- Data shown
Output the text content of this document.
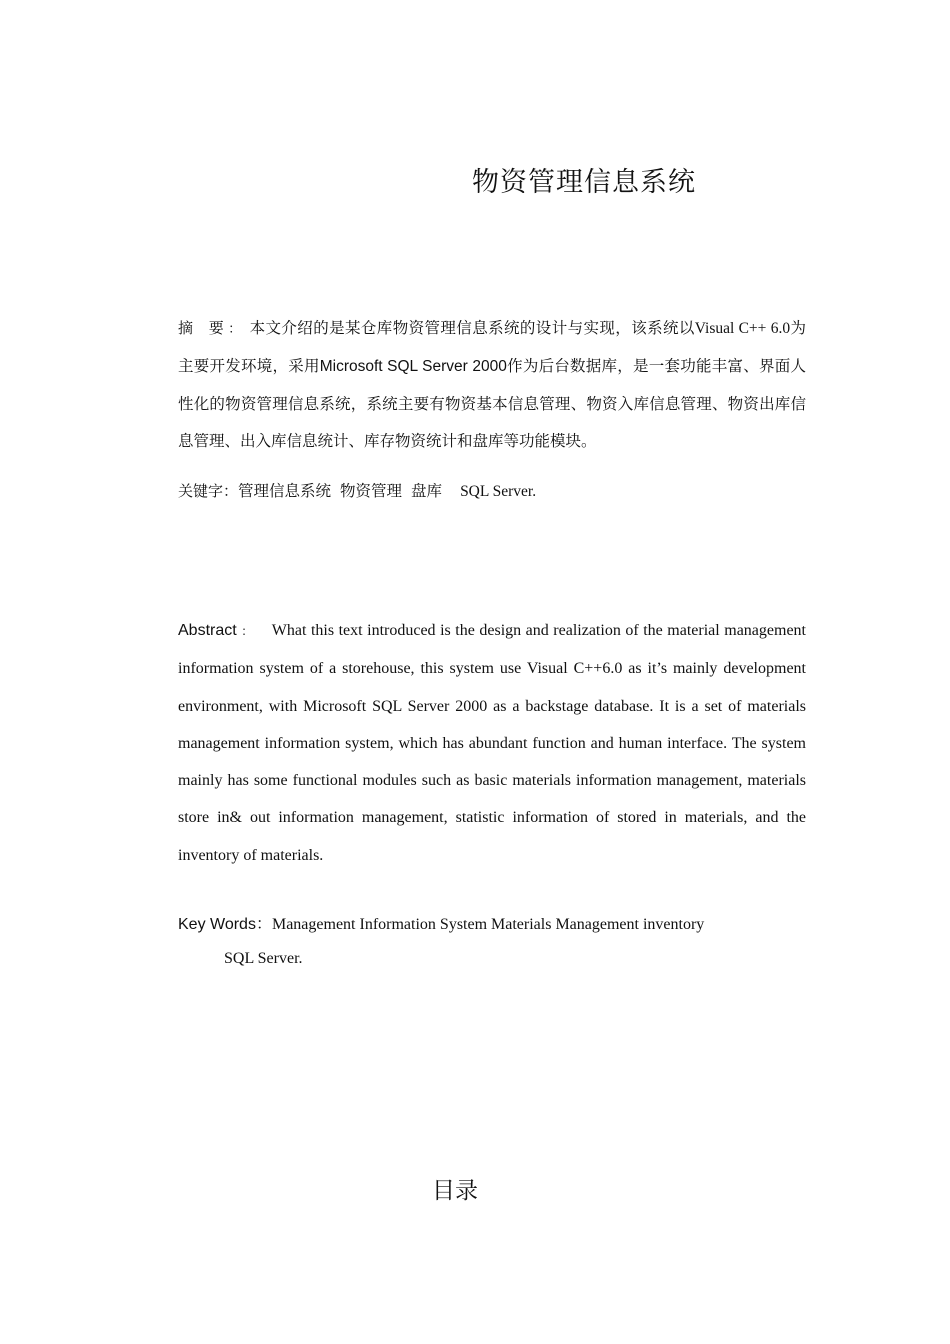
物资管理信息系统
摘　要 ： 本文介绍的是某仓库物资管理信息系统的设计与实现，该系统以Visual C++ 6.0为主要开发环境，采用Microsoft SQL Server 2000作为后台数据库，是一套功能丰富、界面人性化的物资管理信息系统，系统主要有物资基本信息管理、物资入库信息管理、物资出库信息管理、出入库信息统计、库存物资统计和盘库等功能模块。
关键字：管理信息系统 物资管理 盘库 SQL Server.
Abstract ： What this text introduced is the design and realization of the material management information system of a storehouse, this system use Visual C++6.0 as it’s mainly development environment, with Microsoft SQL Server 2000 as a backstage database. It is a set of materials management information system, which has abundant function and human interface. The system mainly has some functional modules such as basic materials information management, materials store in& out information management, statistic information of stored in materials, and the inventory of materials.
Key Words：Management Information System Materials Management inventory
SQL Server.
目录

- Goal
Exact duplication of all the records is required; pictures are omitted from the copy.

- Written response
Output the text content of this document.
物资管理信息系统
摘　要 ： 本文介绍的是某仓库物资管理信息系统的设计与实现，该系统以Visual C++ 6.0为主要开发环境，采用Microsoft SQL Server 2000作为后台数据库，是一套功能丰富、界面人性化的物资管理信息系统，系统主要有物资基本信息管理、物资入库信息管理、物资出库信息管理、出入库信息统计、库存物资统计和盘库等功能模块。
关键字：管理信息系统 物资管理 盘库 SQL Server.
Abstract ： What this text introduced is the design and realization of the material management information system of a storehouse, this system use Visual C++6.0 as it’s mainly development environment, with Microsoft SQL Server 2000 as a backstage database. It is a set of materials management information system, which has abundant function and human interface. The system mainly has some functional modules such as basic materials information management, materials store in& out information management, statistic information of stored in materials, and the inventory of materials.
Key Words：Management Information System Materials Management inventory
SQL Server.
目录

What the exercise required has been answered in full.